=== YOUR INSTRUCTIONS ===
Repeat every record exactly, but keep images out of the copy.

=== Items from a figure collection ===
####################

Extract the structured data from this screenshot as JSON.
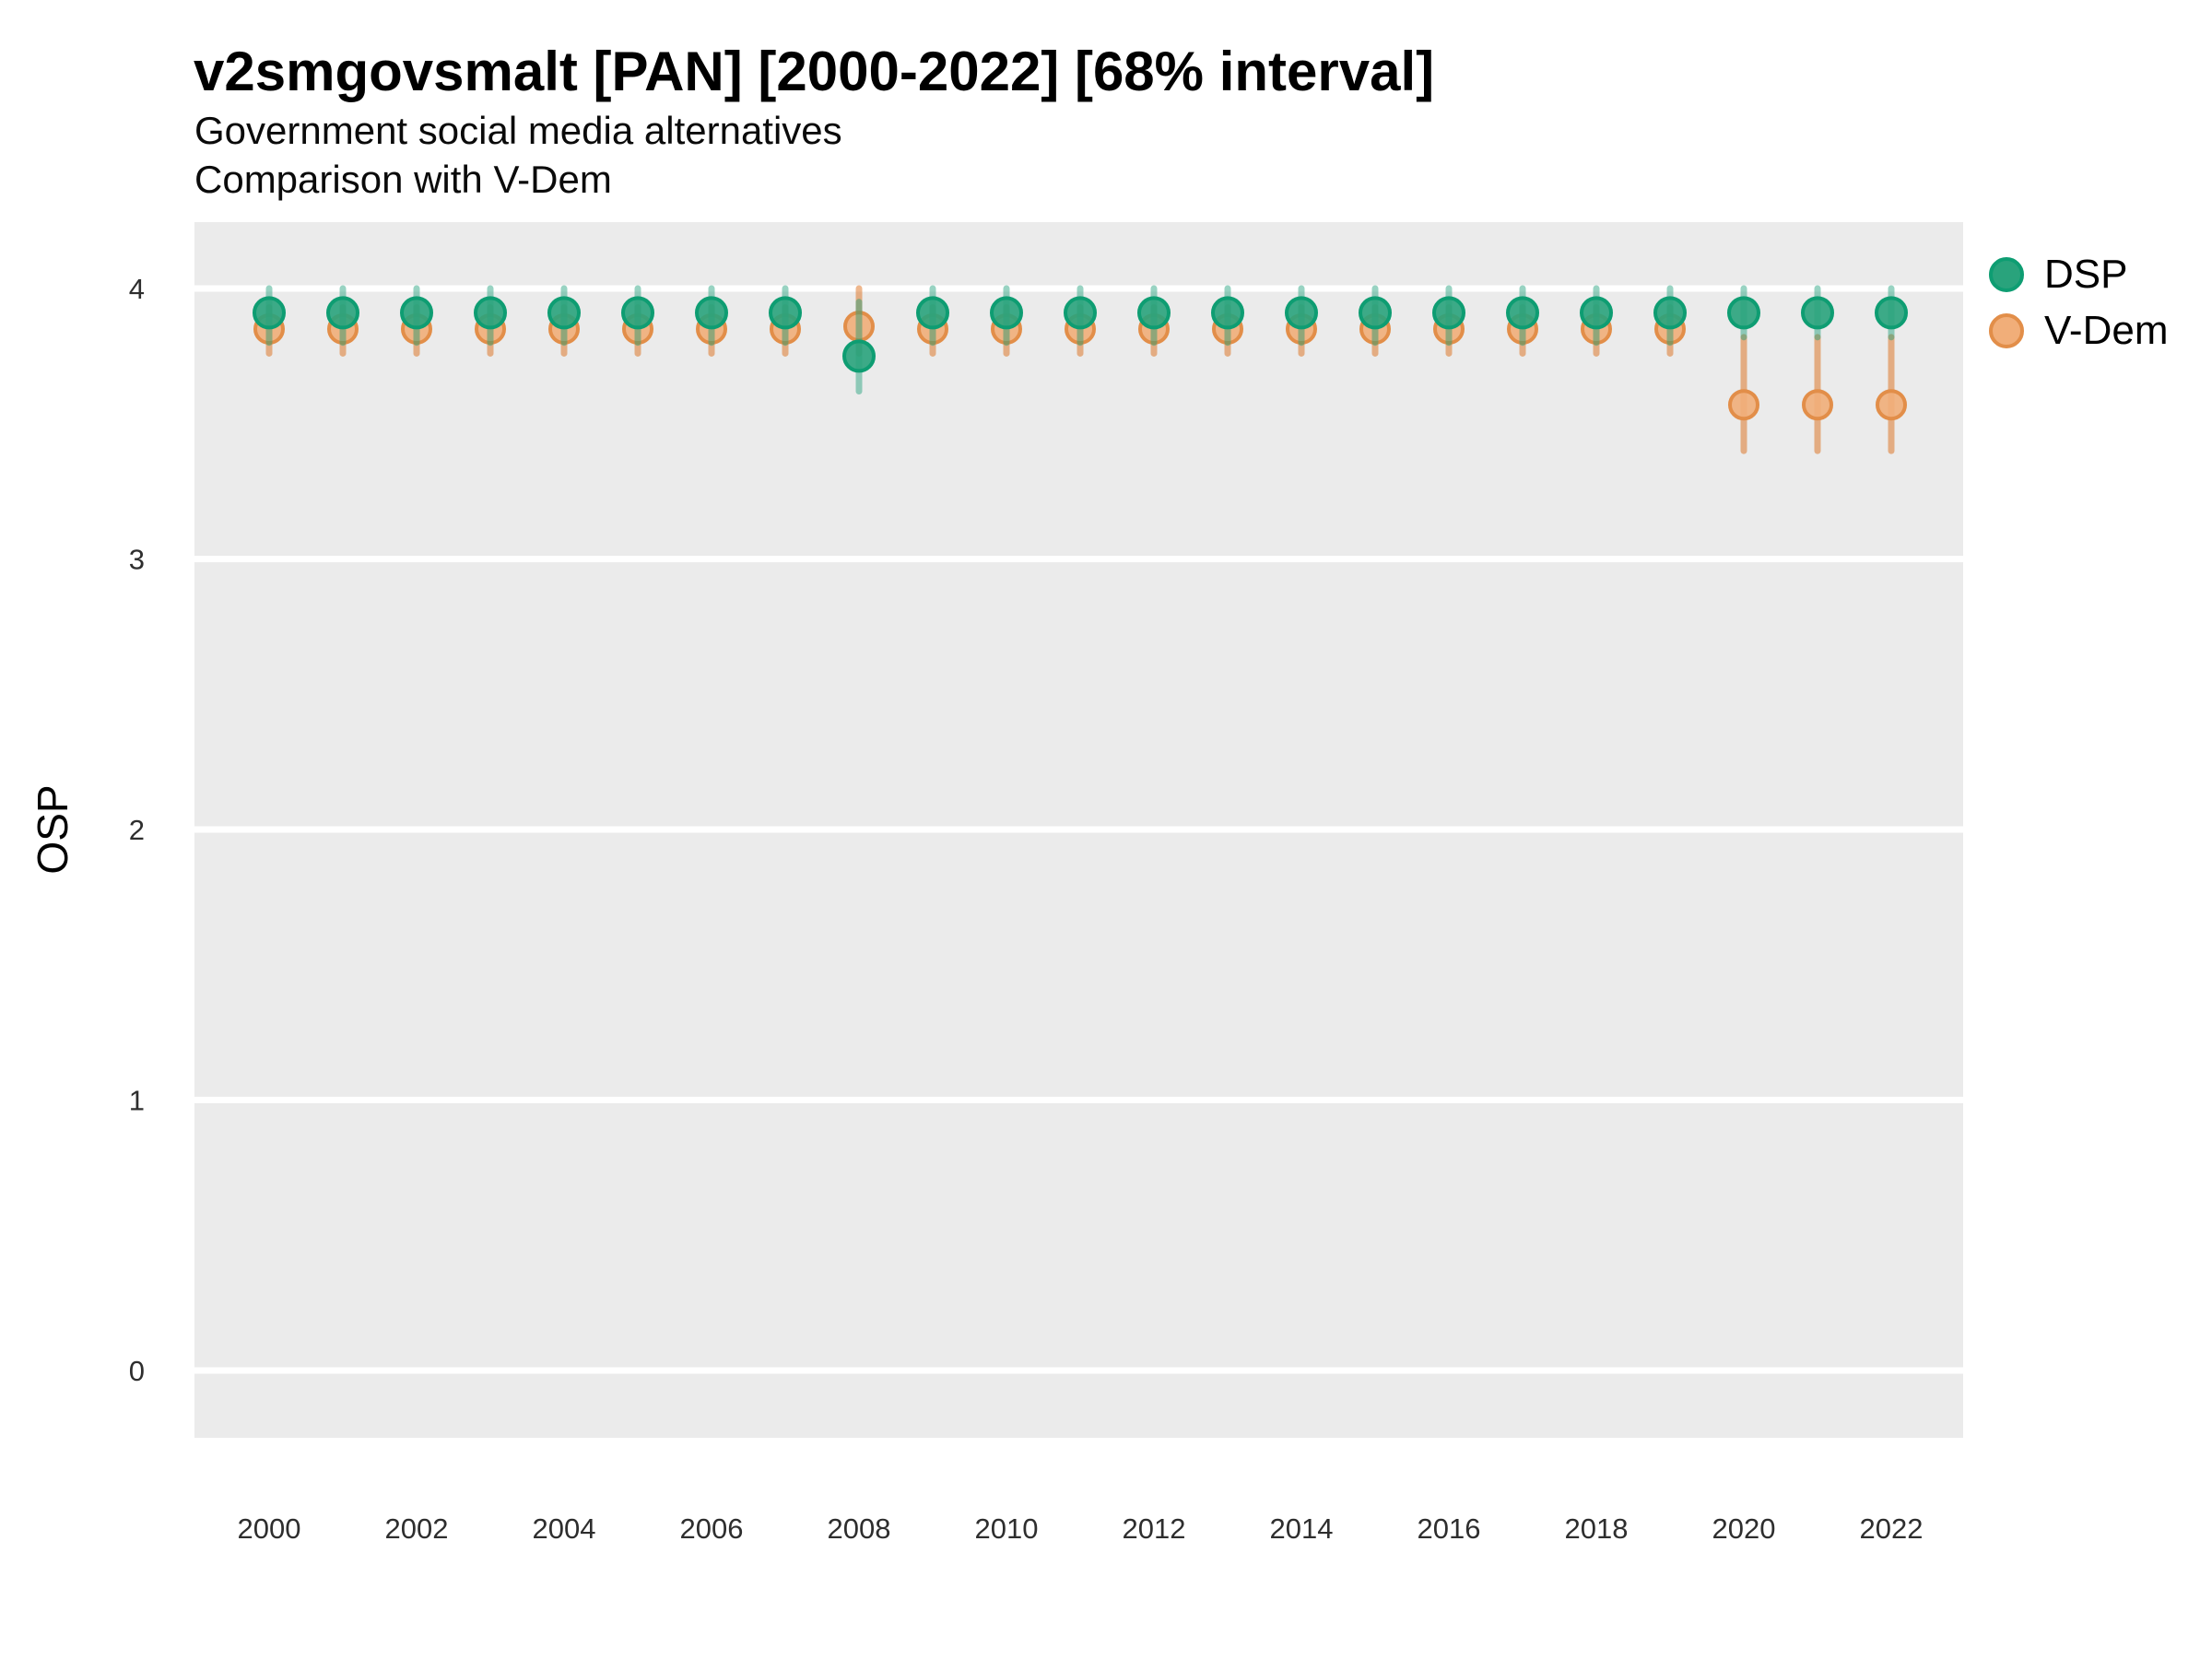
{
  "chart_data": {
    "type": "pointrange",
    "title": "v2smgovsmalt [PAN] [2000-2022] [68% interval]",
    "subtitle_line1": "Government social media alternatives",
    "subtitle_line2": "Comparison with V-Dem",
    "ylabel": "OSP",
    "xlabel": "",
    "xlim": [
      1999,
      2023
    ],
    "ylim": [
      -0.25,
      4.25
    ],
    "grid": "major-horizontal-white-on-gray",
    "legend_position": "top-right",
    "panel_color": "#EBEBEB",
    "gridline_color": "#FFFFFF",
    "x": [
      2000,
      2001,
      2002,
      2003,
      2004,
      2005,
      2006,
      2007,
      2008,
      2009,
      2010,
      2011,
      2012,
      2013,
      2014,
      2015,
      2016,
      2017,
      2018,
      2019,
      2020,
      2021,
      2022
    ],
    "x_ticks": [
      2000,
      2002,
      2004,
      2006,
      2008,
      2010,
      2012,
      2014,
      2016,
      2018,
      2020,
      2022
    ],
    "y_ticks": [
      0,
      1,
      2,
      3,
      4
    ],
    "series": [
      {
        "name": "DSP",
        "point_color": "#29A37C",
        "point_stroke": "#0E9D72",
        "bar_color": "rgba(27,158,119,0.45)",
        "est": [
          3.91,
          3.91,
          3.91,
          3.91,
          3.91,
          3.91,
          3.91,
          3.91,
          3.75,
          3.91,
          3.91,
          3.91,
          3.91,
          3.91,
          3.91,
          3.91,
          3.91,
          3.91,
          3.91,
          3.91,
          3.91,
          3.91,
          3.91
        ],
        "lo": [
          3.8,
          3.8,
          3.8,
          3.8,
          3.8,
          3.8,
          3.8,
          3.8,
          3.62,
          3.8,
          3.8,
          3.8,
          3.8,
          3.8,
          3.8,
          3.8,
          3.8,
          3.8,
          3.8,
          3.8,
          3.82,
          3.82,
          3.82
        ],
        "hi": [
          4.0,
          4.0,
          4.0,
          4.0,
          4.0,
          4.0,
          4.0,
          4.0,
          3.95,
          4.0,
          4.0,
          4.0,
          4.0,
          4.0,
          4.0,
          4.0,
          4.0,
          4.0,
          4.0,
          4.0,
          4.0,
          4.0,
          4.0
        ]
      },
      {
        "name": "V-Dem",
        "point_color": "#F1AE79",
        "point_stroke": "#E28E49",
        "bar_color": "rgba(217,95,2,0.45)",
        "est": [
          3.85,
          3.85,
          3.85,
          3.85,
          3.85,
          3.85,
          3.85,
          3.85,
          3.86,
          3.85,
          3.85,
          3.85,
          3.85,
          3.85,
          3.85,
          3.85,
          3.85,
          3.85,
          3.85,
          3.85,
          3.57,
          3.57,
          3.57
        ],
        "lo": [
          3.76,
          3.76,
          3.76,
          3.76,
          3.76,
          3.76,
          3.76,
          3.76,
          3.76,
          3.76,
          3.76,
          3.76,
          3.76,
          3.76,
          3.76,
          3.76,
          3.76,
          3.76,
          3.76,
          3.76,
          3.4,
          3.4,
          3.4
        ],
        "hi": [
          3.93,
          3.93,
          3.93,
          3.93,
          3.93,
          3.93,
          3.93,
          3.93,
          4.0,
          3.93,
          3.93,
          3.93,
          3.93,
          3.93,
          3.93,
          3.93,
          3.93,
          3.93,
          3.93,
          3.93,
          3.82,
          3.82,
          3.82
        ]
      }
    ]
  }
}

####################

=== OUTPUT OF THE EXERCISE ===
Extract the structured data from this screenshot as JSON.
{
  "chart_data": {
    "type": "pointrange",
    "title": "v2smgovsmalt [PAN] [2000-2022] [68% interval]",
    "subtitle_line1": "Government social media alternatives",
    "subtitle_line2": "Comparison with V-Dem",
    "ylabel": "OSP",
    "xlabel": "",
    "xlim": [
      1999,
      2023
    ],
    "ylim": [
      -0.25,
      4.25
    ],
    "grid": "major-horizontal-white-on-gray",
    "legend_position": "top-right",
    "panel_color": "#EBEBEB",
    "gridline_color": "#FFFFFF",
    "x": [
      2000,
      2001,
      2002,
      2003,
      2004,
      2005,
      2006,
      2007,
      2008,
      2009,
      2010,
      2011,
      2012,
      2013,
      2014,
      2015,
      2016,
      2017,
      2018,
      2019,
      2020,
      2021,
      2022
    ],
    "x_ticks": [
      2000,
      2002,
      2004,
      2006,
      2008,
      2010,
      2012,
      2014,
      2016,
      2018,
      2020,
      2022
    ],
    "y_ticks": [
      0,
      1,
      2,
      3,
      4
    ],
    "series": [
      {
        "name": "DSP",
        "point_color": "#29A37C",
        "point_stroke": "#0E9D72",
        "bar_color": "rgba(27,158,119,0.45)",
        "est": [
          3.91,
          3.91,
          3.91,
          3.91,
          3.91,
          3.91,
          3.91,
          3.91,
          3.75,
          3.91,
          3.91,
          3.91,
          3.91,
          3.91,
          3.91,
          3.91,
          3.91,
          3.91,
          3.91,
          3.91,
          3.91,
          3.91,
          3.91
        ],
        "lo": [
          3.8,
          3.8,
          3.8,
          3.8,
          3.8,
          3.8,
          3.8,
          3.8,
          3.62,
          3.8,
          3.8,
          3.8,
          3.8,
          3.8,
          3.8,
          3.8,
          3.8,
          3.8,
          3.8,
          3.8,
          3.82,
          3.82,
          3.82
        ],
        "hi": [
          4.0,
          4.0,
          4.0,
          4.0,
          4.0,
          4.0,
          4.0,
          4.0,
          3.95,
          4.0,
          4.0,
          4.0,
          4.0,
          4.0,
          4.0,
          4.0,
          4.0,
          4.0,
          4.0,
          4.0,
          4.0,
          4.0,
          4.0
        ]
      },
      {
        "name": "V-Dem",
        "point_color": "#F1AE79",
        "point_stroke": "#E28E49",
        "bar_color": "rgba(217,95,2,0.45)",
        "est": [
          3.85,
          3.85,
          3.85,
          3.85,
          3.85,
          3.85,
          3.85,
          3.85,
          3.86,
          3.85,
          3.85,
          3.85,
          3.85,
          3.85,
          3.85,
          3.85,
          3.85,
          3.85,
          3.85,
          3.85,
          3.57,
          3.57,
          3.57
        ],
        "lo": [
          3.76,
          3.76,
          3.76,
          3.76,
          3.76,
          3.76,
          3.76,
          3.76,
          3.76,
          3.76,
          3.76,
          3.76,
          3.76,
          3.76,
          3.76,
          3.76,
          3.76,
          3.76,
          3.76,
          3.76,
          3.4,
          3.4,
          3.4
        ],
        "hi": [
          3.93,
          3.93,
          3.93,
          3.93,
          3.93,
          3.93,
          3.93,
          3.93,
          4.0,
          3.93,
          3.93,
          3.93,
          3.93,
          3.93,
          3.93,
          3.93,
          3.93,
          3.93,
          3.93,
          3.93,
          3.82,
          3.82,
          3.82
        ]
      }
    ]
  }
}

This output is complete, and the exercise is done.